What the task requires:
Print out the material that follows word for word.

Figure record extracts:
-- begin --
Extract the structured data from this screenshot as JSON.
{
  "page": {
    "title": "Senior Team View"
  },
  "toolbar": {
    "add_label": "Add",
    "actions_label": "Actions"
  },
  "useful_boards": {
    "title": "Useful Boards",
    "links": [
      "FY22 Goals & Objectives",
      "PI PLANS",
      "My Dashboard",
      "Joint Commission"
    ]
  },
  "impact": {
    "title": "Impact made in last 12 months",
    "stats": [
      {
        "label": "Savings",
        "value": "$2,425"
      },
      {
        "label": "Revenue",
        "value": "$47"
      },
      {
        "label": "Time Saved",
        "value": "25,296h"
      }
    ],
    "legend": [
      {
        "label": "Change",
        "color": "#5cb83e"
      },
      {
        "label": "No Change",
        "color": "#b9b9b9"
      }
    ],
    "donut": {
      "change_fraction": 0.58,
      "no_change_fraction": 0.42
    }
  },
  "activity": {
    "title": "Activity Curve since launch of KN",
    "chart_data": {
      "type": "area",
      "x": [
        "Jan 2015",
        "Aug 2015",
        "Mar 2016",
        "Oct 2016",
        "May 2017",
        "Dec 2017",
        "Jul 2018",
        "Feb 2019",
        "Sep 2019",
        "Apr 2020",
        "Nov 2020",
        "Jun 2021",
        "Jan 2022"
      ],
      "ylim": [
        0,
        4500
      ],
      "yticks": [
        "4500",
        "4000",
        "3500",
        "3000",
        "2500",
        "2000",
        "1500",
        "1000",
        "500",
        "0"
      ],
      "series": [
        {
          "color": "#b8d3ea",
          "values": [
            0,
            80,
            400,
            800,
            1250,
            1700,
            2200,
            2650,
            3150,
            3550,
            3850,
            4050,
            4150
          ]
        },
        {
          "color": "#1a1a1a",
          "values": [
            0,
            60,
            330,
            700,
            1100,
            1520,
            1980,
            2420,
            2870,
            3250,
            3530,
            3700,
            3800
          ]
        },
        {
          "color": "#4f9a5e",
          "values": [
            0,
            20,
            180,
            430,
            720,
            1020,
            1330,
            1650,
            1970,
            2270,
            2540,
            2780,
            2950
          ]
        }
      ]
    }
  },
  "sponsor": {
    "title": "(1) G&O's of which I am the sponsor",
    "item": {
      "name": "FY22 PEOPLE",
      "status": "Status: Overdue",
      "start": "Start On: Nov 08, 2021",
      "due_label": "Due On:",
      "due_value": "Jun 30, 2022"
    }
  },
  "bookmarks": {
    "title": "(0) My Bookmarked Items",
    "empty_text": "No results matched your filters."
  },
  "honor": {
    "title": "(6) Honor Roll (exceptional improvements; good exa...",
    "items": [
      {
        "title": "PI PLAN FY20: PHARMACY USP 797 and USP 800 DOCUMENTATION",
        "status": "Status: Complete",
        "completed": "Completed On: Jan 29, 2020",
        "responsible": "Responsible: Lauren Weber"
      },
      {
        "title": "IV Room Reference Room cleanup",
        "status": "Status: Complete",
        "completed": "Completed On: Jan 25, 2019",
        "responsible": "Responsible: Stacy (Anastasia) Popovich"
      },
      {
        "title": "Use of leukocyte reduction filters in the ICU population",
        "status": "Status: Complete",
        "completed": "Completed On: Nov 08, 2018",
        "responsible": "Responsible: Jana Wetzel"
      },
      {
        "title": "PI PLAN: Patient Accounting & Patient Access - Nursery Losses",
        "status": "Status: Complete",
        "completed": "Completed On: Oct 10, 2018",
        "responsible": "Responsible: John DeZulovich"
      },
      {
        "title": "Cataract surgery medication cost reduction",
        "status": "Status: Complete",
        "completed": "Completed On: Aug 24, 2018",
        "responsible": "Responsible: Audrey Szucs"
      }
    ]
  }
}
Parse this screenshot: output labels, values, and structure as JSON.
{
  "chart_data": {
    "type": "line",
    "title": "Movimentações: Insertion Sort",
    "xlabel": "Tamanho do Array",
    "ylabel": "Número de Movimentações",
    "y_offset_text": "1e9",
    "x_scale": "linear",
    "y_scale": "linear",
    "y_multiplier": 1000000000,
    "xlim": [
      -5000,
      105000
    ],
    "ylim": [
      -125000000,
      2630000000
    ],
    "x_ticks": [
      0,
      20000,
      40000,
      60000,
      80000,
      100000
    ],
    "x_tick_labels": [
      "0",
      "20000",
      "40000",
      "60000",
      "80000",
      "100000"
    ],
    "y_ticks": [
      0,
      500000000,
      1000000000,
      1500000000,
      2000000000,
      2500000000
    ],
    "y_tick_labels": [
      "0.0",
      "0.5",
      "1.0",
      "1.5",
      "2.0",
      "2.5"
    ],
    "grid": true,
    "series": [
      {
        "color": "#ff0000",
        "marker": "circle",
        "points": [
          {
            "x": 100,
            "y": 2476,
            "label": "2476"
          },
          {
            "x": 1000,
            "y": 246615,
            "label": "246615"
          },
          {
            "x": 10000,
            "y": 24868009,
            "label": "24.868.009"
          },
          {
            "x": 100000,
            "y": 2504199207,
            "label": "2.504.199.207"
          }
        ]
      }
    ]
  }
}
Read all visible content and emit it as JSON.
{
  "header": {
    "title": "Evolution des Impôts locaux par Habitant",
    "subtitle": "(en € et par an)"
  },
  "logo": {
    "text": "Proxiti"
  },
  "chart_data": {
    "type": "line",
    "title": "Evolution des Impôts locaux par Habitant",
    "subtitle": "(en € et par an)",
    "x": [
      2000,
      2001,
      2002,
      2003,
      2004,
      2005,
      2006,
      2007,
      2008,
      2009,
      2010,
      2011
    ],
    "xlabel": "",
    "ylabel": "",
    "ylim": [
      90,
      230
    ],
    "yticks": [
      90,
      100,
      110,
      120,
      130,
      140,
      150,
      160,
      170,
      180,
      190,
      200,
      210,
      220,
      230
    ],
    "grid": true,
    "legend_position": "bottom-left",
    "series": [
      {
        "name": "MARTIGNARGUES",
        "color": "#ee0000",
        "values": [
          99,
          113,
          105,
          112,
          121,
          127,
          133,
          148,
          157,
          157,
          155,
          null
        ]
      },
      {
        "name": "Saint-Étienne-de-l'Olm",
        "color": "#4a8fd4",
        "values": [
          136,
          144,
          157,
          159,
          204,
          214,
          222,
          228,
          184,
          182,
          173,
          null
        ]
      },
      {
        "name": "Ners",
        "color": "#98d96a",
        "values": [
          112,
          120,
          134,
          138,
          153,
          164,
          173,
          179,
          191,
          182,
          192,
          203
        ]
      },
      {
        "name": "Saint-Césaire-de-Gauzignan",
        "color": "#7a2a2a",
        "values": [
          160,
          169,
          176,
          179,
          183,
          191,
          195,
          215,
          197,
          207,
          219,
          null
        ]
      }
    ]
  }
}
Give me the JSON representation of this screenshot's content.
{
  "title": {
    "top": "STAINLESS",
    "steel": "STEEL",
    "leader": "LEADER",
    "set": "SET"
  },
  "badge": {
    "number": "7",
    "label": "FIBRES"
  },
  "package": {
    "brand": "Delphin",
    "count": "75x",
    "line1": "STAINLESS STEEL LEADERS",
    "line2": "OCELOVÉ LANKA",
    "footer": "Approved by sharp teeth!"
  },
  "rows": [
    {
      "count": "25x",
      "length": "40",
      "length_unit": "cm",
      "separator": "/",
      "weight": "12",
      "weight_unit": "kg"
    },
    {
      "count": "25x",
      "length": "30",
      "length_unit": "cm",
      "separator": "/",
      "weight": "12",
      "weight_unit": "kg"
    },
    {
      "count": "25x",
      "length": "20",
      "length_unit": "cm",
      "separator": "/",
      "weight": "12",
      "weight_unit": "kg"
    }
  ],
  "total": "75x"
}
-- end --
Finished task:
Extract the structured data from this screenshot as JSON.
{
  "page": {
    "title": "Senior Team View"
  },
  "toolbar": {
    "add_label": "Add",
    "actions_label": "Actions"
  },
  "useful_boards": {
    "title": "Useful Boards",
    "links": [
      "FY22 Goals & Objectives",
      "PI PLANS",
      "My Dashboard",
      "Joint Commission"
    ]
  },
  "impact": {
    "title": "Impact made in last 12 months",
    "stats": [
      {
        "label": "Savings",
        "value": "$2,425"
      },
      {
        "label": "Revenue",
        "value": "$47"
      },
      {
        "label": "Time Saved",
        "value": "25,296h"
      }
    ],
    "legend": [
      {
        "label": "Change",
        "color": "#5cb83e"
      },
      {
        "label": "No Change",
        "color": "#b9b9b9"
      }
    ],
    "donut": {
      "change_fraction": 0.58,
      "no_change_fraction": 0.42
    }
  },
  "activity": {
    "title": "Activity Curve since launch of KN",
    "chart_data": {
      "type": "area",
      "x": [
        "Jan 2015",
        "Aug 2015",
        "Mar 2016",
        "Oct 2016",
        "May 2017",
        "Dec 2017",
        "Jul 2018",
        "Feb 2019",
        "Sep 2019",
        "Apr 2020",
        "Nov 2020",
        "Jun 2021",
        "Jan 2022"
      ],
      "ylim": [
        0,
        4500
      ],
      "yticks": [
        "4500",
        "4000",
        "3500",
        "3000",
        "2500",
        "2000",
        "1500",
        "1000",
        "500",
        "0"
      ],
      "series": [
        {
          "color": "#b8d3ea",
          "values": [
            0,
            80,
            400,
            800,
            1250,
            1700,
            2200,
            2650,
            3150,
            3550,
            3850,
            4050,
            4150
          ]
        },
        {
          "color": "#1a1a1a",
          "values": [
            0,
            60,
            330,
            700,
            1100,
            1520,
            1980,
            2420,
            2870,
            3250,
            3530,
            3700,
            3800
          ]
        },
        {
          "color": "#4f9a5e",
          "values": [
            0,
            20,
            180,
            430,
            720,
            1020,
            1330,
            1650,
            1970,
            2270,
            2540,
            2780,
            2950
          ]
        }
      ]
    }
  },
  "sponsor": {
    "title": "(1) G&O's of which I am the sponsor",
    "item": {
      "name": "FY22 PEOPLE",
      "status": "Status: Overdue",
      "start": "Start On: Nov 08, 2021",
      "due_label": "Due On:",
      "due_value": "Jun 30, 2022"
    }
  },
  "bookmarks": {
    "title": "(0) My Bookmarked Items",
    "empty_text": "No results matched your filters."
  },
  "honor": {
    "title": "(6) Honor Roll (exceptional improvements; good exa...",
    "items": [
      {
        "title": "PI PLAN FY20: PHARMACY USP 797 and USP 800 DOCUMENTATION",
        "status": "Status: Complete",
        "completed": "Completed On: Jan 29, 2020",
        "responsible": "Responsible: Lauren Weber"
      },
      {
        "title": "IV Room Reference Room cleanup",
        "status": "Status: Complete",
        "completed": "Completed On: Jan 25, 2019",
        "responsible": "Responsible: Stacy (Anastasia) Popovich"
      },
      {
        "title": "Use of leukocyte reduction filters in the ICU population",
        "status": "Status: Complete",
        "completed": "Completed On: Nov 08, 2018",
        "responsible": "Responsible: Jana Wetzel"
      },
      {
        "title": "PI PLAN: Patient Accounting & Patient Access - Nursery Losses",
        "status": "Status: Complete",
        "completed": "Completed On: Oct 10, 2018",
        "responsible": "Responsible: John DeZulovich"
      },
      {
        "title": "Cataract surgery medication cost reduction",
        "status": "Status: Complete",
        "completed": "Completed On: Aug 24, 2018",
        "responsible": "Responsible: Audrey Szucs"
      }
    ]
  }
}
Parse this screenshot: output labels, values, and structure as JSON.
{
  "chart_data": {
    "type": "line",
    "title": "Movimentações: Insertion Sort",
    "xlabel": "Tamanho do Array",
    "ylabel": "Número de Movimentações",
    "y_offset_text": "1e9",
    "x_scale": "linear",
    "y_scale": "linear",
    "y_multiplier": 1000000000,
    "xlim": [
      -5000,
      105000
    ],
    "ylim": [
      -125000000,
      2630000000
    ],
    "x_ticks": [
      0,
      20000,
      40000,
      60000,
      80000,
      100000
    ],
    "x_tick_labels": [
      "0",
      "20000",
      "40000",
      "60000",
      "80000",
      "100000"
    ],
    "y_ticks": [
      0,
      500000000,
      1000000000,
      1500000000,
      2000000000,
      2500000000
    ],
    "y_tick_labels": [
      "0.0",
      "0.5",
      "1.0",
      "1.5",
      "2.0",
      "2.5"
    ],
    "grid": true,
    "series": [
      {
        "color": "#ff0000",
        "marker": "circle",
        "points": [
          {
            "x": 100,
            "y": 2476,
            "label": "2476"
          },
          {
            "x": 1000,
            "y": 246615,
            "label": "246615"
          },
          {
            "x": 10000,
            "y": 24868009,
            "label": "24.868.009"
          },
          {
            "x": 100000,
            "y": 2504199207,
            "label": "2.504.199.207"
          }
        ]
      }
    ]
  }
}
Read all visible content and emit it as JSON.
{
  "header": {
    "title": "Evolution des Impôts locaux par Habitant",
    "subtitle": "(en € et par an)"
  },
  "logo": {
    "text": "Proxiti"
  },
  "chart_data": {
    "type": "line",
    "title": "Evolution des Impôts locaux par Habitant",
    "subtitle": "(en € et par an)",
    "x": [
      2000,
      2001,
      2002,
      2003,
      2004,
      2005,
      2006,
      2007,
      2008,
      2009,
      2010,
      2011
    ],
    "xlabel": "",
    "ylabel": "",
    "ylim": [
      90,
      230
    ],
    "yticks": [
      90,
      100,
      110,
      120,
      130,
      140,
      150,
      160,
      170,
      180,
      190,
      200,
      210,
      220,
      230
    ],
    "grid": true,
    "legend_position": "bottom-left",
    "series": [
      {
        "name": "MARTIGNARGUES",
        "color": "#ee0000",
        "values": [
          99,
          113,
          105,
          112,
          121,
          127,
          133,
          148,
          157,
          157,
          155,
          null
        ]
      },
      {
        "name": "Saint-Étienne-de-l'Olm",
        "color": "#4a8fd4",
        "values": [
          136,
          144,
          157,
          159,
          204,
          214,
          222,
          228,
          184,
          182,
          173,
          null
        ]
      },
      {
        "name": "Ners",
        "color": "#98d96a",
        "values": [
          112,
          120,
          134,
          138,
          153,
          164,
          173,
          179,
          191,
          182,
          192,
          203
        ]
      },
      {
        "name": "Saint-Césaire-de-Gauzignan",
        "color": "#7a2a2a",
        "values": [
          160,
          169,
          176,
          179,
          183,
          191,
          195,
          215,
          197,
          207,
          219,
          null
        ]
      }
    ]
  }
}
Give me the JSON representation of this screenshot's content.
{
  "title": {
    "top": "STAINLESS",
    "steel": "STEEL",
    "leader": "LEADER",
    "set": "SET"
  },
  "badge": {
    "number": "7",
    "label": "FIBRES"
  },
  "package": {
    "brand": "Delphin",
    "count": "75x",
    "line1": "STAINLESS STEEL LEADERS",
    "line2": "OCELOVÉ LANKA",
    "footer": "Approved by sharp teeth!"
  },
  "rows": [
    {
      "count": "25x",
      "length": "40",
      "length_unit": "cm",
      "separator": "/",
      "weight": "12",
      "weight_unit": "kg"
    },
    {
      "count": "25x",
      "length": "30",
      "length_unit": "cm",
      "separator": "/",
      "weight": "12",
      "weight_unit": "kg"
    },
    {
      "count": "25x",
      "length": "20",
      "length_unit": "cm",
      "separator": "/",
      "weight": "12",
      "weight_unit": "kg"
    }
  ],
  "total": "75x"
}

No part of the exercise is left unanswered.